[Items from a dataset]
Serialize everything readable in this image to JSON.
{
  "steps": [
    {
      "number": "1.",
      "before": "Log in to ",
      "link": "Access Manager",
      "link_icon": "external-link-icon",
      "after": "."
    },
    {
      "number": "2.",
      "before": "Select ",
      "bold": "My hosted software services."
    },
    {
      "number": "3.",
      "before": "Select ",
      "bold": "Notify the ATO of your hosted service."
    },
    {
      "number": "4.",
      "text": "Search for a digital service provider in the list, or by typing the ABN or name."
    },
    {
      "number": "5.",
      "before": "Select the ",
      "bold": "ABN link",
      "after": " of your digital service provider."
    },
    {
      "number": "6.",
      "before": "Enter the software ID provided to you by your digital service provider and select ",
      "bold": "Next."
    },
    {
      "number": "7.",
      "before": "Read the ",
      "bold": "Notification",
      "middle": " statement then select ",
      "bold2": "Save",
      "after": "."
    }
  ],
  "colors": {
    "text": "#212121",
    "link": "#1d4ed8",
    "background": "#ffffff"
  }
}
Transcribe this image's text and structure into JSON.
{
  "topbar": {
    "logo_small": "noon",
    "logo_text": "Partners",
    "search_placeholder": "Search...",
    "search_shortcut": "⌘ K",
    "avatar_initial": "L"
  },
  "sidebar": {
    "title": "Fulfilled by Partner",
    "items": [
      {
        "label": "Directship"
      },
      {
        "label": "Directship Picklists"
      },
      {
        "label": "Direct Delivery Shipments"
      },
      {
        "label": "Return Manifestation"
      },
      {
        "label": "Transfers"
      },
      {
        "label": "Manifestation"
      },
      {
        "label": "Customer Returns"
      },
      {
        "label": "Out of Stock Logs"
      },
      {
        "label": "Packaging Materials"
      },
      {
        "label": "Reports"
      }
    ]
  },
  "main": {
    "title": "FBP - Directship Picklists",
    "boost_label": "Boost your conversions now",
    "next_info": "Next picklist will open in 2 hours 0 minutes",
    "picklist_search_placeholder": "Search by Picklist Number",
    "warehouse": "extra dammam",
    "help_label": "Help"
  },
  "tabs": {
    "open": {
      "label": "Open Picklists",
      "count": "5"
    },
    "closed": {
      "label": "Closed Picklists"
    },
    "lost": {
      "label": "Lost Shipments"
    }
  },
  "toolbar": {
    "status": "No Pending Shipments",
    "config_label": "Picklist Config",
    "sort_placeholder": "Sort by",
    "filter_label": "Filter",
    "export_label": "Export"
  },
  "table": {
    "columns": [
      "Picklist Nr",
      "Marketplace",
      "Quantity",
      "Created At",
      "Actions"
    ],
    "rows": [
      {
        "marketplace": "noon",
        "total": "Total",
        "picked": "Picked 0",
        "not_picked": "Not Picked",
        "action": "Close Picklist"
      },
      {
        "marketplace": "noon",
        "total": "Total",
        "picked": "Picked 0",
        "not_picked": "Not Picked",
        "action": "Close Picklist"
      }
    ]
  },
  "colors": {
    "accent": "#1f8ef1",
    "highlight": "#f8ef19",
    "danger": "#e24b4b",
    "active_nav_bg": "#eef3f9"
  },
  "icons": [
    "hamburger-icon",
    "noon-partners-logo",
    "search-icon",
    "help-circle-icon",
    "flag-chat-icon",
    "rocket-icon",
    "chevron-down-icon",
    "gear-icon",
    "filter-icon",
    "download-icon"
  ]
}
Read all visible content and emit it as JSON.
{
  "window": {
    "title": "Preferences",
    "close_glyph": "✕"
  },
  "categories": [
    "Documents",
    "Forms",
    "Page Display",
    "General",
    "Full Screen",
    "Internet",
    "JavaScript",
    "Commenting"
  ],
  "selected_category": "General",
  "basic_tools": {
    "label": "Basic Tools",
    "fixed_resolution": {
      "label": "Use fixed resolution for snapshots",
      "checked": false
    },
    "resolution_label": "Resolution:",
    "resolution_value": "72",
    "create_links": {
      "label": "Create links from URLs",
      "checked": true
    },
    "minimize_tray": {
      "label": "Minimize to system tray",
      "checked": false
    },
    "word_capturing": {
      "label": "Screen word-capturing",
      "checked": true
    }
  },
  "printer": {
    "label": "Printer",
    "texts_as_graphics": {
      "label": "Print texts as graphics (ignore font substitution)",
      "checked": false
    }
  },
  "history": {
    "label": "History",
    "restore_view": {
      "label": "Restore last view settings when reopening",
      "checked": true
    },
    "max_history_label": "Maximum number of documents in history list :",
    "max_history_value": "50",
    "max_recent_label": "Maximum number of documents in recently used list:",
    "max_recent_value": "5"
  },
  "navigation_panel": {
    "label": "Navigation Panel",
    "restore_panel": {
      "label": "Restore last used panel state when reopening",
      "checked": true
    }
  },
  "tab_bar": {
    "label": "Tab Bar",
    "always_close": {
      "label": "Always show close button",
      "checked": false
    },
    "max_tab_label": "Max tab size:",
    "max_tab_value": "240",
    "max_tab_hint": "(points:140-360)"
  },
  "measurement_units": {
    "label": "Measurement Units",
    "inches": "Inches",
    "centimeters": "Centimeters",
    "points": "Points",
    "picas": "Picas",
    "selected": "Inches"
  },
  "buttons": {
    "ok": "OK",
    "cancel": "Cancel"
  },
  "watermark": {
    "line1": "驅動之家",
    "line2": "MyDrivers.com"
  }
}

● Exercise description
Scan the entries above. Copy each line that has the string "last".

● Expected output
      "label": "Restore last view settings when reopening",
      "label": "Restore last used panel state when reopening",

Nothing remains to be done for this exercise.